Skip the pictures. Transcribe the rest of the data below without changing a word.

· · ·

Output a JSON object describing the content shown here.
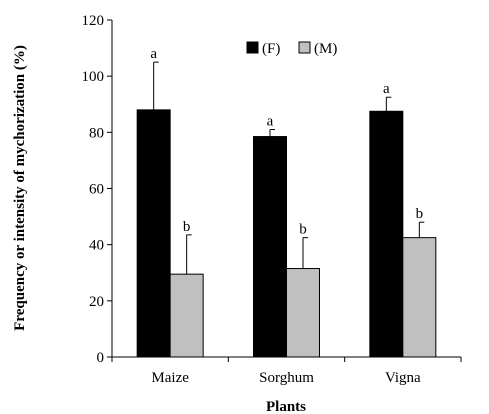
{
  "chart_data": {
    "type": "bar",
    "title": "",
    "xlabel": "Plants",
    "ylabel": "Frequency or intensity of mychorization (%)",
    "categories": [
      "Maize",
      "Sorghum",
      "Vigna"
    ],
    "ylim": [
      0,
      120
    ],
    "yticks": [
      0,
      20,
      40,
      60,
      80,
      100,
      120
    ],
    "ytick_labels": [
      "0",
      "20",
      "40",
      "60",
      "80",
      "100",
      "120"
    ],
    "grid": false,
    "legend_position": "top-center",
    "series": [
      {
        "name": "(F)",
        "color": "#000000",
        "values": [
          88,
          78.5,
          87.5
        ],
        "errors": [
          17,
          2.5,
          5
        ],
        "significance": [
          "a",
          "a",
          "a"
        ]
      },
      {
        "name": "(M)",
        "color": "#c0c0c0",
        "values": [
          29.5,
          31.5,
          42.5
        ],
        "errors": [
          14,
          11,
          5.5
        ],
        "significance": [
          "b",
          "b",
          "b"
        ]
      }
    ]
  }
}
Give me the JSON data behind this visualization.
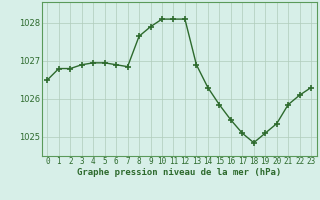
{
  "x": [
    0,
    1,
    2,
    3,
    4,
    5,
    6,
    7,
    8,
    9,
    10,
    11,
    12,
    13,
    14,
    15,
    16,
    17,
    18,
    19,
    20,
    21,
    22,
    23
  ],
  "y": [
    1026.5,
    1026.8,
    1026.8,
    1026.9,
    1026.95,
    1026.95,
    1026.9,
    1026.85,
    1027.65,
    1027.9,
    1028.1,
    1028.1,
    1028.1,
    1026.9,
    1026.3,
    1025.85,
    1025.45,
    1025.1,
    1024.85,
    1025.1,
    1025.35,
    1025.85,
    1026.1,
    1026.3
  ],
  "line_color": "#2d6a2d",
  "marker": "+",
  "marker_size": 5,
  "background_color": "#d7efe8",
  "grid_color": "#b0ccbb",
  "ylabel_ticks": [
    1025,
    1026,
    1027,
    1028
  ],
  "xlabel_label": "Graphe pression niveau de la mer (hPa)",
  "ylim": [
    1024.5,
    1028.55
  ],
  "xlim": [
    -0.5,
    23.5
  ],
  "tick_labels": [
    "0",
    "1",
    "2",
    "3",
    "4",
    "5",
    "6",
    "7",
    "8",
    "9",
    "10",
    "11",
    "12",
    "13",
    "14",
    "15",
    "16",
    "17",
    "18",
    "19",
    "20",
    "21",
    "22",
    "23"
  ],
  "xlabel_fontsize": 6.5,
  "ylabel_fontsize": 6,
  "tick_fontsize": 5.5,
  "line_width": 1.0,
  "border_color": "#5a9a5a"
}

· · ·

Result for this task:
Output a JSON object describing the content shown here.
{
  "chart_data": {
    "type": "bar",
    "title": "",
    "xlabel": "Plants",
    "ylabel": "Frequency or intensity of mychorization (%)",
    "categories": [
      "Maize",
      "Sorghum",
      "Vigna"
    ],
    "ylim": [
      0,
      120
    ],
    "yticks": [
      0,
      20,
      40,
      60,
      80,
      100,
      120
    ],
    "ytick_labels": [
      "0",
      "20",
      "40",
      "60",
      "80",
      "100",
      "120"
    ],
    "grid": false,
    "legend_position": "top-center",
    "series": [
      {
        "name": "(F)",
        "color": "#000000",
        "values": [
          88,
          78.5,
          87.5
        ],
        "errors": [
          17,
          2.5,
          5
        ],
        "significance": [
          "a",
          "a",
          "a"
        ]
      },
      {
        "name": "(M)",
        "color": "#c0c0c0",
        "values": [
          29.5,
          31.5,
          42.5
        ],
        "errors": [
          14,
          11,
          5.5
        ],
        "significance": [
          "b",
          "b",
          "b"
        ]
      }
    ]
  }
}
Give me the JSON data behind this visualization.
{
  "x": [
    0,
    1,
    2,
    3,
    4,
    5,
    6,
    7,
    8,
    9,
    10,
    11,
    12,
    13,
    14,
    15,
    16,
    17,
    18,
    19,
    20,
    21,
    22,
    23
  ],
  "y": [
    1026.5,
    1026.8,
    1026.8,
    1026.9,
    1026.95,
    1026.95,
    1026.9,
    1026.85,
    1027.65,
    1027.9,
    1028.1,
    1028.1,
    1028.1,
    1026.9,
    1026.3,
    1025.85,
    1025.45,
    1025.1,
    1024.85,
    1025.1,
    1025.35,
    1025.85,
    1026.1,
    1026.3
  ],
  "line_color": "#2d6a2d",
  "marker": "+",
  "marker_size": 5,
  "background_color": "#d7efe8",
  "grid_color": "#b0ccbb",
  "ylabel_ticks": [
    1025,
    1026,
    1027,
    1028
  ],
  "xlabel_label": "Graphe pression niveau de la mer (hPa)",
  "ylim": [
    1024.5,
    1028.55
  ],
  "xlim": [
    -0.5,
    23.5
  ],
  "tick_labels": [
    "0",
    "1",
    "2",
    "3",
    "4",
    "5",
    "6",
    "7",
    "8",
    "9",
    "10",
    "11",
    "12",
    "13",
    "14",
    "15",
    "16",
    "17",
    "18",
    "19",
    "20",
    "21",
    "22",
    "23"
  ],
  "xlabel_fontsize": 6.5,
  "ylabel_fontsize": 6,
  "tick_fontsize": 5.5,
  "line_width": 1.0,
  "border_color": "#5a9a5a"
}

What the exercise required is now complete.